● GIVEN TASK
Turn the lines below into a Markdown table with two columns, Row and Line, beginning at the first line of the rows and stopping after the line that contains "- responsibility-column-panel: [230, 12, 402, 422]". Number each line in order and omit any blank lines.

● THE INPUT
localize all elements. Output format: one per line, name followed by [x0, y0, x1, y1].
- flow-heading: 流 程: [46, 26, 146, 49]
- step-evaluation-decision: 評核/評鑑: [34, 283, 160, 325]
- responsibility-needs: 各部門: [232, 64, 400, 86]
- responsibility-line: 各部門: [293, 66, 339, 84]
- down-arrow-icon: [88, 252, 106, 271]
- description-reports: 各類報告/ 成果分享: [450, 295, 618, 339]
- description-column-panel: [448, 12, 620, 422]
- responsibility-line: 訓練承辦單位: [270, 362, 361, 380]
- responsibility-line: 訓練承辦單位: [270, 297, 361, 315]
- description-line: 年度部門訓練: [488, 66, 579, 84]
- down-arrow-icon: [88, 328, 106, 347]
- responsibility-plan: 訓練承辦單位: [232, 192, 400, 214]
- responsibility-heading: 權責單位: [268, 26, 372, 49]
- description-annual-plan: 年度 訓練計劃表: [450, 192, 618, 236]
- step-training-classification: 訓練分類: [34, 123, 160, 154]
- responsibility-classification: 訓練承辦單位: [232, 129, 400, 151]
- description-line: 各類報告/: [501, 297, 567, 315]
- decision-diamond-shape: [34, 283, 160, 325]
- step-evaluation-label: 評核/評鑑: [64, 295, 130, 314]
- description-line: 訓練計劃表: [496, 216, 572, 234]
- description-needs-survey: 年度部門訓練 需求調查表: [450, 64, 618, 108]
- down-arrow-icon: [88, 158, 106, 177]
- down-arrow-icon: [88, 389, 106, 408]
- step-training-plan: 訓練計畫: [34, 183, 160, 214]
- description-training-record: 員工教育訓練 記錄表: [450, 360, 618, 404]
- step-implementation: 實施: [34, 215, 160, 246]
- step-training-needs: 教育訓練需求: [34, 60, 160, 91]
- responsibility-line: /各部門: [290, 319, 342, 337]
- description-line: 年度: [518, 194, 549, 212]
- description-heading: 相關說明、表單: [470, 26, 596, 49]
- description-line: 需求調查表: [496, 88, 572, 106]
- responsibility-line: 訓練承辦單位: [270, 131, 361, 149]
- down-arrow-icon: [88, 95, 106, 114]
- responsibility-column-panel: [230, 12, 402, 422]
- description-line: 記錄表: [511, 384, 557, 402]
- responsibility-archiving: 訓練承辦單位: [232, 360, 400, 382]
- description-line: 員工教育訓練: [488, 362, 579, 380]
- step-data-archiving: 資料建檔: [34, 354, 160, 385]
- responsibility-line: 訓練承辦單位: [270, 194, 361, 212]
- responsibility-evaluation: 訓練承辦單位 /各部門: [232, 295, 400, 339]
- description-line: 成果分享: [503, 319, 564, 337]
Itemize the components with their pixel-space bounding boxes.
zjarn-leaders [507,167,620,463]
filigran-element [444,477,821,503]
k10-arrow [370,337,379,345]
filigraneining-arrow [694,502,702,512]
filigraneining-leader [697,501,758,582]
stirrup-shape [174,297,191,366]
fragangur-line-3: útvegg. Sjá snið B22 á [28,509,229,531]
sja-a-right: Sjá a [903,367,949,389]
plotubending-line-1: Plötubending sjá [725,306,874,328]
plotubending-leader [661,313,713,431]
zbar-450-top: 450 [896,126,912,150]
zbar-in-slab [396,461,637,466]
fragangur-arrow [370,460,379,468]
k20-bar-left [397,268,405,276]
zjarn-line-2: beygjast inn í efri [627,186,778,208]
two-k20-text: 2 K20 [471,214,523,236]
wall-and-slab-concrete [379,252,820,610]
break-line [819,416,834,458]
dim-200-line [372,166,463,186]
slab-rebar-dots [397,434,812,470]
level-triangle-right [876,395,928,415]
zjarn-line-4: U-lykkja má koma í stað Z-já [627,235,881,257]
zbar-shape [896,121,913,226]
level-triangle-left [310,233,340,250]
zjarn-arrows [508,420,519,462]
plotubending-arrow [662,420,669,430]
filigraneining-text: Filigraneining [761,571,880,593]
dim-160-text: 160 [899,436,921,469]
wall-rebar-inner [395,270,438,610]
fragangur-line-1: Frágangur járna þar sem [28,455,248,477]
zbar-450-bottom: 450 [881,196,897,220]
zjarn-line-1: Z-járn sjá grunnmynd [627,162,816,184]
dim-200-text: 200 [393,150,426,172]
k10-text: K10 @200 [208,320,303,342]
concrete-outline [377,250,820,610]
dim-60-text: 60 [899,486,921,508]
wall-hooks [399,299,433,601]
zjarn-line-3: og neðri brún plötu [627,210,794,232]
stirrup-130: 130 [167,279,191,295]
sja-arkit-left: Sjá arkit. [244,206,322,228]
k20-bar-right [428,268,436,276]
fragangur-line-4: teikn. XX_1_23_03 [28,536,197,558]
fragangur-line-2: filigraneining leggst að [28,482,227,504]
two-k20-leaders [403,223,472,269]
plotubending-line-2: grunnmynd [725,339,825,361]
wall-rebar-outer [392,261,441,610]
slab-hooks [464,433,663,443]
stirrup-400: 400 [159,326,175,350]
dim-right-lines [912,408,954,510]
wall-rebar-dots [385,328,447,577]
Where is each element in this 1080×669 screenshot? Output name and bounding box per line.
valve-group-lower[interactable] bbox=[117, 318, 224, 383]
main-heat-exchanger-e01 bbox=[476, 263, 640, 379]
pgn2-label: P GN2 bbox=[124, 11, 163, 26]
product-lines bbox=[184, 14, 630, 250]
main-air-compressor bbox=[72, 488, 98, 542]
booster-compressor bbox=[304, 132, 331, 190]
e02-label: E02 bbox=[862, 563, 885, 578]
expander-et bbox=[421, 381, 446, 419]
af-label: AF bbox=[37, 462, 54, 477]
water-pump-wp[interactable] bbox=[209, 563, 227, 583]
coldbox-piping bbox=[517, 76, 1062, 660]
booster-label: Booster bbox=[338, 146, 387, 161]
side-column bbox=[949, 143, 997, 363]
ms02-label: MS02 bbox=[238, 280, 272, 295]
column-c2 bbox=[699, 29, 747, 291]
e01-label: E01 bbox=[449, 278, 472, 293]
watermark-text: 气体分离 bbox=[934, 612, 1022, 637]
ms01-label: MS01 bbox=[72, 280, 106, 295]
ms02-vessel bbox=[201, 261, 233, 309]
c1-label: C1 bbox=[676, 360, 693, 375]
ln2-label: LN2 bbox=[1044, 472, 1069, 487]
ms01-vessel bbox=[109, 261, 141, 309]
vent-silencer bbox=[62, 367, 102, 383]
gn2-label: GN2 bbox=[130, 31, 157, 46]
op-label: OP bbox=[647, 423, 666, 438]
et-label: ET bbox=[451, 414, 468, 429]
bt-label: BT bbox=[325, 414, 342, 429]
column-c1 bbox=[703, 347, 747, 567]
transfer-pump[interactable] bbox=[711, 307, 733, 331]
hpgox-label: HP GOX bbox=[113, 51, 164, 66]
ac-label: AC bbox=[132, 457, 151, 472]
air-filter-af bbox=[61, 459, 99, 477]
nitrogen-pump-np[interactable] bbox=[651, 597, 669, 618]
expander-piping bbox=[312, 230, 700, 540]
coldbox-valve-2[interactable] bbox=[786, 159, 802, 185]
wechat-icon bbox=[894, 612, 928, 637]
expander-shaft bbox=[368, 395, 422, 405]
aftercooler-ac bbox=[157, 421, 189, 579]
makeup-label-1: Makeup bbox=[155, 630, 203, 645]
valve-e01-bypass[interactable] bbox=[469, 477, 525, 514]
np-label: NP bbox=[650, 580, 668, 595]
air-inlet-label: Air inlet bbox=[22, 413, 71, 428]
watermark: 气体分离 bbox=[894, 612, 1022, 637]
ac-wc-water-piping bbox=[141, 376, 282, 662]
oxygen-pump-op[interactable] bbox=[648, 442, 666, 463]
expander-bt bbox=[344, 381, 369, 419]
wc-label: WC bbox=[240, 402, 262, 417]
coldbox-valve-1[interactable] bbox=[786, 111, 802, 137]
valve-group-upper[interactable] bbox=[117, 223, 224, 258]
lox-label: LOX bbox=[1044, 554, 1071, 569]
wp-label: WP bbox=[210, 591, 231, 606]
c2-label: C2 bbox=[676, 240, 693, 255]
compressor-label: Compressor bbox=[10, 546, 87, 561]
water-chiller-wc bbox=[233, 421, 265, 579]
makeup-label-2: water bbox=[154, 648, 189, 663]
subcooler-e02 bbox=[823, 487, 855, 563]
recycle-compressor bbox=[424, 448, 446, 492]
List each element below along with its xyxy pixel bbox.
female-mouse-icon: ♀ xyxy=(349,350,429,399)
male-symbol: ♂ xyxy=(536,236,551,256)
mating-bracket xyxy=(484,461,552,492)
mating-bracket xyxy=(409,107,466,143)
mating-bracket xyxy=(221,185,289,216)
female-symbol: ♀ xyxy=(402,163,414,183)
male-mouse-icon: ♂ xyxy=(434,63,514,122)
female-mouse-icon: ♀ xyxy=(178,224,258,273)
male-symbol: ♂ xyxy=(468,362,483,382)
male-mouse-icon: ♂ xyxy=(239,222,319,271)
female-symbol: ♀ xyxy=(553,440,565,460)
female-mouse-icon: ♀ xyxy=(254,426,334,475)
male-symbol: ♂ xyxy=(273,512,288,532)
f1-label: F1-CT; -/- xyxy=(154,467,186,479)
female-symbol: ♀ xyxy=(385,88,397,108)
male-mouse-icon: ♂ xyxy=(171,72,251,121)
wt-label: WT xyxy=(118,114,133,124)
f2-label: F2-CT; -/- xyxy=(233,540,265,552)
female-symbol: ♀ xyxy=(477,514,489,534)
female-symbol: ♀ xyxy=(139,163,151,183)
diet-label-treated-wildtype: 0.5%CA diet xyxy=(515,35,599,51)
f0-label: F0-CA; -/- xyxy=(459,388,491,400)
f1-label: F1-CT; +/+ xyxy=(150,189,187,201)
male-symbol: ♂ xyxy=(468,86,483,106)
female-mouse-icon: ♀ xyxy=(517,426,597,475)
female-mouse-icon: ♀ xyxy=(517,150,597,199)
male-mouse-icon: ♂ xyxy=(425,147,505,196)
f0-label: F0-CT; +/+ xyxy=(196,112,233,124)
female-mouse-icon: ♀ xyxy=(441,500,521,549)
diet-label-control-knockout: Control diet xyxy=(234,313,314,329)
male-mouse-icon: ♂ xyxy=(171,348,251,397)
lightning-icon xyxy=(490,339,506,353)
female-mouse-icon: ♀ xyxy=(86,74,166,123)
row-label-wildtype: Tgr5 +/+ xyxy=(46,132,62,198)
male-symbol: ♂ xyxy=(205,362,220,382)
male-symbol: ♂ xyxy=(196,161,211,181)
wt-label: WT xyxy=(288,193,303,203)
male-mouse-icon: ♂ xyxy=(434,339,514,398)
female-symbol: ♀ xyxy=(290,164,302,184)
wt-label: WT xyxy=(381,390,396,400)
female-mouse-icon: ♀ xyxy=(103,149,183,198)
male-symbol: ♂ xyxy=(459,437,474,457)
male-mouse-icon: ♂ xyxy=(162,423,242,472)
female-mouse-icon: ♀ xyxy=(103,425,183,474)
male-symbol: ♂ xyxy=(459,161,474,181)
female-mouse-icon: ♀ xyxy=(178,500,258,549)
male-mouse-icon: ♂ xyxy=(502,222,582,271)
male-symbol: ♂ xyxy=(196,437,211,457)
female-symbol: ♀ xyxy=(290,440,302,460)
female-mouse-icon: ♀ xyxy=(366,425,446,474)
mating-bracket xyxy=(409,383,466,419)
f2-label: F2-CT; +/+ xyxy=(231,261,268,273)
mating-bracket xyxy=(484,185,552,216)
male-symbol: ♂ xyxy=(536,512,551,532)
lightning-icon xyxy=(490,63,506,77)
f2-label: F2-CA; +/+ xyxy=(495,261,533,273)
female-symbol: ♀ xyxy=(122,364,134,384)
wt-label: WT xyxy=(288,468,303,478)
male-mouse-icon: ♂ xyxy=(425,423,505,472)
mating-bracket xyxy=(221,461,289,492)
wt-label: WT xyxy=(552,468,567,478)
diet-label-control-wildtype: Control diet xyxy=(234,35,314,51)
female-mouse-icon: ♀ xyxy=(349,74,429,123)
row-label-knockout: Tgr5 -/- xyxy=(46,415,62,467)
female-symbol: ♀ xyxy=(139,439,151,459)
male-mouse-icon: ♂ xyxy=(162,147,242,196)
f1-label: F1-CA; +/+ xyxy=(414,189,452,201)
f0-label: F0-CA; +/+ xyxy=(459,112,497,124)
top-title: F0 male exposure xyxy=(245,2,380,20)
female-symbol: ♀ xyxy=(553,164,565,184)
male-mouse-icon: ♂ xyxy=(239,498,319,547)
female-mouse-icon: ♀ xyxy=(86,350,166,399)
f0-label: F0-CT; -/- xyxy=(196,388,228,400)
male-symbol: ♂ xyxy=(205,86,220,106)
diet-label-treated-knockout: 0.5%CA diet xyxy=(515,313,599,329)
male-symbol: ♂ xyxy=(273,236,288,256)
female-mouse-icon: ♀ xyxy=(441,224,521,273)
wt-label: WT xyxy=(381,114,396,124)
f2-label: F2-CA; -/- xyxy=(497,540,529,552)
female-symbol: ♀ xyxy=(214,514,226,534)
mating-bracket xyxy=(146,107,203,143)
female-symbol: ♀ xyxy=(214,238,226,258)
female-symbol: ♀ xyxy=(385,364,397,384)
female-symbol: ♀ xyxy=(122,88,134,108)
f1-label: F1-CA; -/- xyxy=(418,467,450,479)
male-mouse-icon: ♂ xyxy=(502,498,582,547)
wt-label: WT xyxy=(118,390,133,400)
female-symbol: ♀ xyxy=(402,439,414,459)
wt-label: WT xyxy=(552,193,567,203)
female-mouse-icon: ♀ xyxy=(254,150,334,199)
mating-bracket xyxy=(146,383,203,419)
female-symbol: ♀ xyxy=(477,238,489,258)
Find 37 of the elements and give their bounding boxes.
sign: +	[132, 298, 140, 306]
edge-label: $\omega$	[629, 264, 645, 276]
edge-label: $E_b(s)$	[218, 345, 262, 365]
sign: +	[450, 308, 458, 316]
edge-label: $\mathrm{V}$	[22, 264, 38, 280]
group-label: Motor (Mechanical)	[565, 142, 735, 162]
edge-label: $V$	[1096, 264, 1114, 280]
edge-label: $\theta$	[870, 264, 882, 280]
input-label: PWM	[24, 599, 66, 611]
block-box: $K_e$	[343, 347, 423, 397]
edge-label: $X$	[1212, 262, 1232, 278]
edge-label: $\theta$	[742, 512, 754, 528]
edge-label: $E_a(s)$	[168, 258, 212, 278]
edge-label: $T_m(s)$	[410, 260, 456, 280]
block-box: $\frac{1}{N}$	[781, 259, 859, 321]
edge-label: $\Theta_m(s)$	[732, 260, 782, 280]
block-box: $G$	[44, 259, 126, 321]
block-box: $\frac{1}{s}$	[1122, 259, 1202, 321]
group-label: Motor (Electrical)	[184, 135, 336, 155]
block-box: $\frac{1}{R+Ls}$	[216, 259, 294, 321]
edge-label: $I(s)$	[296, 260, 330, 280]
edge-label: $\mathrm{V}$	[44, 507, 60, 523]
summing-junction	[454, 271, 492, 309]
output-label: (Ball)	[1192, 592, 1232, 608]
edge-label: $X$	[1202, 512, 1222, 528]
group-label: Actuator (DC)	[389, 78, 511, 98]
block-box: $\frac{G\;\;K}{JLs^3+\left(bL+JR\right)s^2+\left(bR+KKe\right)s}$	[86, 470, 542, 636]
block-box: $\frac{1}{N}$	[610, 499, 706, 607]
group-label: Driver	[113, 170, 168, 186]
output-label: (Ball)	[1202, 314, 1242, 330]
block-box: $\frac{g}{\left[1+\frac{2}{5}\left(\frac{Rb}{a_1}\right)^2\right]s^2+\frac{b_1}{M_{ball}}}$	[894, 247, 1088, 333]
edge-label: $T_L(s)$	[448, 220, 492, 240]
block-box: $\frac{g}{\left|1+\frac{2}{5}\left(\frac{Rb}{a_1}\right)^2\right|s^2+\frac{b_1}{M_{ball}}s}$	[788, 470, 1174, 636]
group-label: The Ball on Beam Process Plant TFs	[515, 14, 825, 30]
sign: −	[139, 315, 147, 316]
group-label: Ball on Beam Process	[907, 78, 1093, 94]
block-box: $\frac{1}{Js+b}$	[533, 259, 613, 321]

● FINISHED EXERCISE
| Row | Line |
|---|---|
| 1 | localize all elements. Output format: one per line, name followed by [x0, y0, x1, y1]. |
| 2 | - flow-heading: 流 程: [46, 26, 146, 49] |
| 3 | - step-evaluation-decision: 評核/評鑑: [34, 283, 160, 325] |
| 4 | - responsibility-needs: 各部門: [232, 64, 400, 86] |
| 5 | - responsibility-line: 各部門: [293, 66, 339, 84] |
| 6 | - down-arrow-icon: [88, 252, 106, 271] |
| 7 | - description-reports: 各類報告/ 成果分享: [450, 295, 618, 339] |
| 8 | - description-column-panel: [448, 12, 620, 422] |
| 9 | - responsibility-line: 訓練承辦單位: [270, 362, 361, 380] |
| 10 | - responsibility-line: 訓練承辦單位: [270, 297, 361, 315] |
| 11 | - description-line: 年度部門訓練: [488, 66, 579, 84] |
| 12 | - down-arrow-icon: [88, 328, 106, 347] |
| 13 | - responsibility-plan: 訓練承辦單位: [232, 192, 400, 214] |
| 14 | - responsibility-heading: 權責單位: [268, 26, 372, 49] |
| 15 | - description-annual-plan: 年度 訓練計劃表: [450, 192, 618, 236] |
| 16 | - step-training-classification: 訓練分類: [34, 123, 160, 154] |
| 17 | - responsibility-classification: 訓練承辦單位: [232, 129, 400, 151] |
| 18 | - description-line: 各類報告/: [501, 297, 567, 315] |
| 19 | - decision-diamond-shape: [34, 283, 160, 325] |
| 20 | - step-evaluation-label: 評核/評鑑: [64, 295, 130, 314] |
| 21 | - description-line: 訓練計劃表: [496, 216, 572, 234] |
| 22 | - description-needs-survey: 年度部門訓練 需求調查表: [450, 64, 618, 108] |
| 23 | - down-arrow-icon: [88, 158, 106, 177] |
| 24 | - down-arrow-icon: [88, 389, 106, 408] |
| 25 | - step-training-plan: 訓練計畫: [34, 183, 160, 214] |
| 26 | - description-training-record: 員工教育訓練 記錄表: [450, 360, 618, 404] |
| 27 | - step-implementation: 實施: [34, 215, 160, 246] |
| 28 | - step-training-needs: 教育訓練需求: [34, 60, 160, 91] |
| 29 | - responsibility-line: /各部門: [290, 319, 342, 337] |
| 30 | - description-line: 年度: [518, 194, 549, 212] |
| 31 | - description-heading: 相關說明、表單: [470, 26, 596, 49] |
| 32 | - description-line: 需求調查表: [496, 88, 572, 106] |
| 33 | - responsibility-line: 訓練承辦單位: [270, 131, 361, 149] |
| 34 | - down-arrow-icon: [88, 95, 106, 114] |
| 35 | - responsibility-column-panel: [230, 12, 402, 422] |